# [REQUIREMENT]
State how many lines contain the string "BUCHAREST", and write nothing else.

# [PROVIDED RECORDS]
+ + + +
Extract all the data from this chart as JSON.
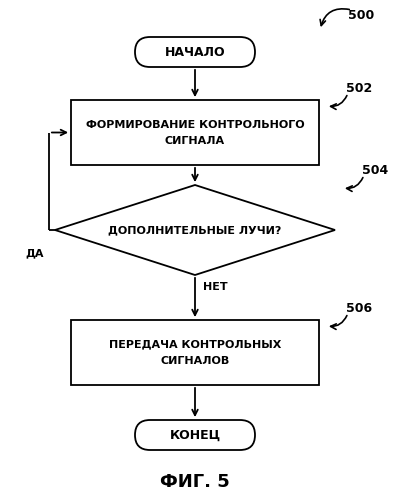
{
  "title": "ФИГ. 5",
  "fig_number": "500",
  "label_502": "502",
  "label_504": "504",
  "label_506": "506",
  "start_text": "НАЧАЛО",
  "box1_line1": "ФОРМИРОВАНИЕ КОНТРОЛЬНОГО",
  "box1_line2": "СИГНАЛА",
  "diamond_text": "ДОПОЛНИТЕЛЬНЫЕ ЛУЧИ?",
  "yes_label": "ДА",
  "no_label": "НЕТ",
  "box2_line1": "ПЕРЕДАЧА КОНТРОЛЬНЫХ",
  "box2_line2": "СИГНАЛОВ",
  "end_text": "КОНЕЦ",
  "bg_color": "#ffffff",
  "shape_fill": "#ffffff",
  "shape_edge": "#000000",
  "text_color": "#000000",
  "arrow_color": "#000000"
}
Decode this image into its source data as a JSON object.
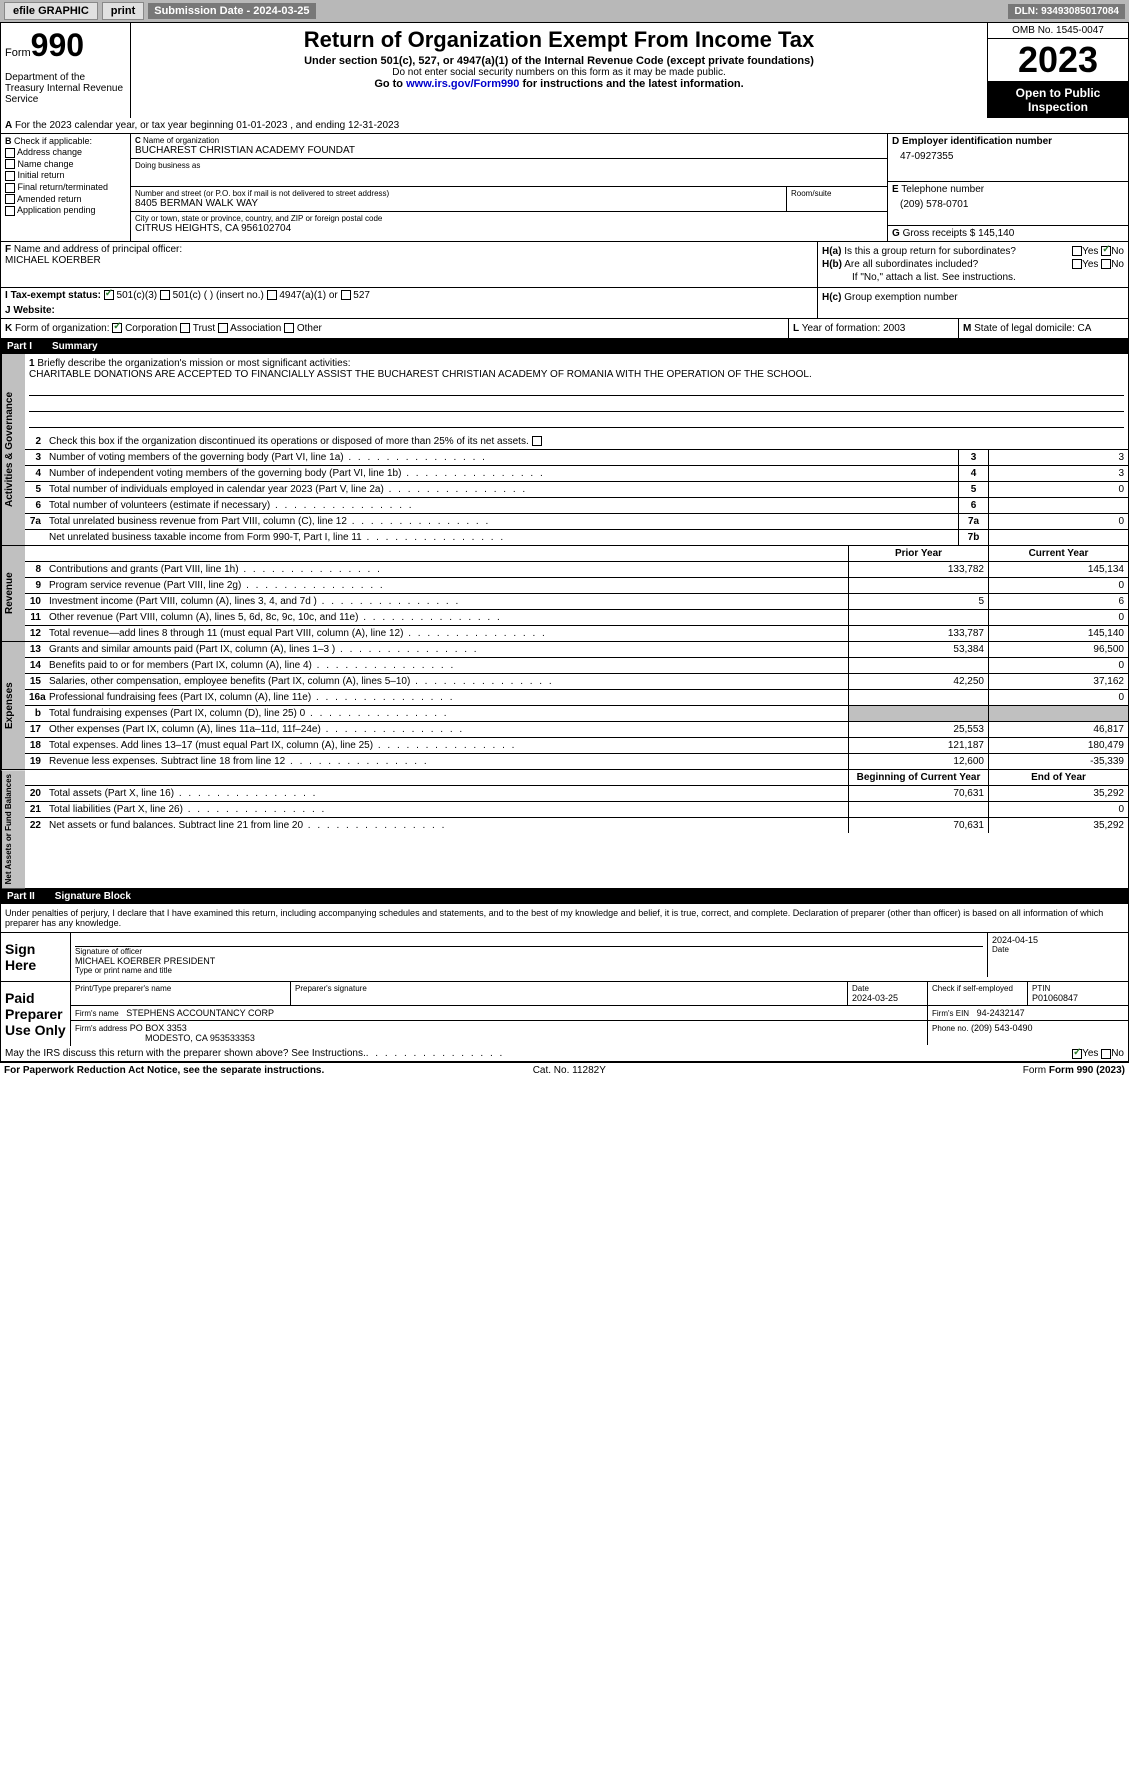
{
  "topbar": {
    "efile": "efile GRAPHIC",
    "print": "print",
    "sub_date_label": "Submission Date - 2024-03-25",
    "dln": "DLN: 93493085017084"
  },
  "header": {
    "form_word": "Form",
    "form_num": "990",
    "dept": "Department of the Treasury Internal Revenue Service",
    "title": "Return of Organization Exempt From Income Tax",
    "sub1": "Under section 501(c), 527, or 4947(a)(1) of the Internal Revenue Code (except private foundations)",
    "sub2": "Do not enter social security numbers on this form as it may be made public.",
    "sub3": "Go to ",
    "link": "www.irs.gov/Form990",
    "sub3b": " for instructions and the latest information.",
    "omb": "OMB No. 1545-0047",
    "year": "2023",
    "inspect": "Open to Public Inspection"
  },
  "line_a": "For the 2023 calendar year, or tax year beginning 01-01-2023   , and ending 12-31-2023",
  "sec_b": {
    "label": "Check if applicable:",
    "opts": [
      "Address change",
      "Name change",
      "Initial return",
      "Final return/terminated",
      "Amended return",
      "Application pending"
    ],
    "b": "B"
  },
  "sec_c": {
    "c": "C",
    "name_lbl": "Name of organization",
    "name": "BUCHAREST CHRISTIAN ACADEMY FOUNDAT",
    "dba_lbl": "Doing business as",
    "dba": "",
    "street_lbl": "Number and street (or P.O. box if mail is not delivered to street address)",
    "street": "8405 BERMAN WALK WAY",
    "room_lbl": "Room/suite",
    "room": "",
    "city_lbl": "City or town, state or province, country, and ZIP or foreign postal code",
    "city": "CITRUS HEIGHTS, CA  956102704"
  },
  "sec_d": {
    "d": "D",
    "ein_lbl": "Employer identification number",
    "ein": "47-0927355",
    "e": "E",
    "tel_lbl": "Telephone number",
    "tel": "(209) 578-0701",
    "g": "G",
    "gross_lbl": "Gross receipts $",
    "gross": "145,140"
  },
  "sec_f": {
    "f": "F",
    "lbl": "Name and address of principal officer:",
    "name": "MICHAEL KOERBER"
  },
  "sec_h": {
    "ha": "H(a)",
    "ha_txt": "Is this a group return for subordinates?",
    "hb": "H(b)",
    "hb_txt": "Are all subordinates included?",
    "hb_note": "If \"No,\" attach a list. See instructions.",
    "hc": "H(c)",
    "hc_txt": "Group exemption number",
    "yes": "Yes",
    "no": "No"
  },
  "sec_i": {
    "i": "I",
    "lbl": "Tax-exempt status:",
    "o1": "501(c)(3)",
    "o2": "501(c) (  ) (insert no.)",
    "o3": "4947(a)(1) or",
    "o4": "527"
  },
  "sec_j": {
    "j": "J",
    "lbl": "Website:",
    "val": ""
  },
  "sec_k": {
    "k": "K",
    "lbl": "Form of organization:",
    "o1": "Corporation",
    "o2": "Trust",
    "o3": "Association",
    "o4": "Other",
    "l": "L",
    "l_lbl": "Year of formation:",
    "l_val": "2003",
    "m": "M",
    "m_lbl": "State of legal domicile:",
    "m_val": "CA"
  },
  "part1": {
    "hdr": "Part I",
    "title": "Summary",
    "q1": "Briefly describe the organization's mission or most significant activities:",
    "mission": "CHARITABLE DONATIONS ARE ACCEPTED TO FINANCIALLY ASSIST THE BUCHAREST CHRISTIAN ACADEMY OF ROMANIA WITH THE OPERATION OF THE SCHOOL.",
    "q2": "Check this box   if the organization discontinued its operations or disposed of more than 25% of its net assets.",
    "rows_gov": [
      {
        "n": "3",
        "t": "Number of voting members of the governing body (Part VI, line 1a)",
        "c": "3",
        "v": "3"
      },
      {
        "n": "4",
        "t": "Number of independent voting members of the governing body (Part VI, line 1b)",
        "c": "4",
        "v": "3"
      },
      {
        "n": "5",
        "t": "Total number of individuals employed in calendar year 2023 (Part V, line 2a)",
        "c": "5",
        "v": "0"
      },
      {
        "n": "6",
        "t": "Total number of volunteers (estimate if necessary)",
        "c": "6",
        "v": ""
      },
      {
        "n": "7a",
        "t": "Total unrelated business revenue from Part VIII, column (C), line 12",
        "c": "7a",
        "v": "0"
      },
      {
        "n": "",
        "t": "Net unrelated business taxable income from Form 990-T, Part I, line 11",
        "c": "7b",
        "v": ""
      }
    ],
    "col_prior": "Prior Year",
    "col_curr": "Current Year",
    "rows_rev": [
      {
        "n": "8",
        "t": "Contributions and grants (Part VIII, line 1h)",
        "p": "133,782",
        "c": "145,134"
      },
      {
        "n": "9",
        "t": "Program service revenue (Part VIII, line 2g)",
        "p": "",
        "c": "0"
      },
      {
        "n": "10",
        "t": "Investment income (Part VIII, column (A), lines 3, 4, and 7d )",
        "p": "5",
        "c": "6"
      },
      {
        "n": "11",
        "t": "Other revenue (Part VIII, column (A), lines 5, 6d, 8c, 9c, 10c, and 11e)",
        "p": "",
        "c": "0"
      },
      {
        "n": "12",
        "t": "Total revenue—add lines 8 through 11 (must equal Part VIII, column (A), line 12)",
        "p": "133,787",
        "c": "145,140"
      }
    ],
    "rows_exp": [
      {
        "n": "13",
        "t": "Grants and similar amounts paid (Part IX, column (A), lines 1–3 )",
        "p": "53,384",
        "c": "96,500"
      },
      {
        "n": "14",
        "t": "Benefits paid to or for members (Part IX, column (A), line 4)",
        "p": "",
        "c": "0"
      },
      {
        "n": "15",
        "t": "Salaries, other compensation, employee benefits (Part IX, column (A), lines 5–10)",
        "p": "42,250",
        "c": "37,162"
      },
      {
        "n": "16a",
        "t": "Professional fundraising fees (Part IX, column (A), line 11e)",
        "p": "",
        "c": "0"
      },
      {
        "n": "b",
        "t": "Total fundraising expenses (Part IX, column (D), line 25) 0",
        "p": "",
        "c": "",
        "gray": true
      },
      {
        "n": "17",
        "t": "Other expenses (Part IX, column (A), lines 11a–11d, 11f–24e)",
        "p": "25,553",
        "c": "46,817"
      },
      {
        "n": "18",
        "t": "Total expenses. Add lines 13–17 (must equal Part IX, column (A), line 25)",
        "p": "121,187",
        "c": "180,479"
      },
      {
        "n": "19",
        "t": "Revenue less expenses. Subtract line 18 from line 12",
        "p": "12,600",
        "c": "-35,339"
      }
    ],
    "col_beg": "Beginning of Current Year",
    "col_end": "End of Year",
    "rows_net": [
      {
        "n": "20",
        "t": "Total assets (Part X, line 16)",
        "p": "70,631",
        "c": "35,292"
      },
      {
        "n": "21",
        "t": "Total liabilities (Part X, line 26)",
        "p": "",
        "c": "0"
      },
      {
        "n": "22",
        "t": "Net assets or fund balances. Subtract line 21 from line 20",
        "p": "70,631",
        "c": "35,292"
      }
    ],
    "side_gov": "Activities & Governance",
    "side_rev": "Revenue",
    "side_exp": "Expenses",
    "side_net": "Net Assets or Fund Balances"
  },
  "part2": {
    "hdr": "Part II",
    "title": "Signature Block",
    "decl": "Under penalties of perjury, I declare that I have examined this return, including accompanying schedules and statements, and to the best of my knowledge and belief, it is true, correct, and complete. Declaration of preparer (other than officer) is based on all information of which preparer has any knowledge.",
    "sign_here": "Sign Here",
    "sig_lbl": "Signature of officer",
    "sig_name": "MICHAEL KOERBER  PRESIDENT",
    "sig_type": "Type or print name and title",
    "date": "2024-04-15",
    "date_lbl": "Date",
    "paid": "Paid Preparer Use Only",
    "prep_name_lbl": "Print/Type preparer's name",
    "prep_sig_lbl": "Preparer's signature",
    "prep_date_lbl": "Date",
    "prep_date": "2024-03-25",
    "check_lbl": "Check    if self-employed",
    "ptin_lbl": "PTIN",
    "ptin": "P01060847",
    "firm_name_lbl": "Firm's name",
    "firm_name": "STEPHENS ACCOUNTANCY CORP",
    "firm_ein_lbl": "Firm's EIN",
    "firm_ein": "94-2432147",
    "firm_addr_lbl": "Firm's address",
    "firm_addr1": "PO BOX 3353",
    "firm_addr2": "MODESTO, CA  953533353",
    "phone_lbl": "Phone no.",
    "phone": "(209) 543-0490",
    "discuss": "May the IRS discuss this return with the preparer shown above? See Instructions.",
    "yes": "Yes",
    "no": "No"
  },
  "footer": {
    "pra": "For Paperwork Reduction Act Notice, see the separate instructions.",
    "cat": "Cat. No. 11282Y",
    "form": "Form 990 (2023)"
  }
}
+ + + +
# [TASK RESULT]
2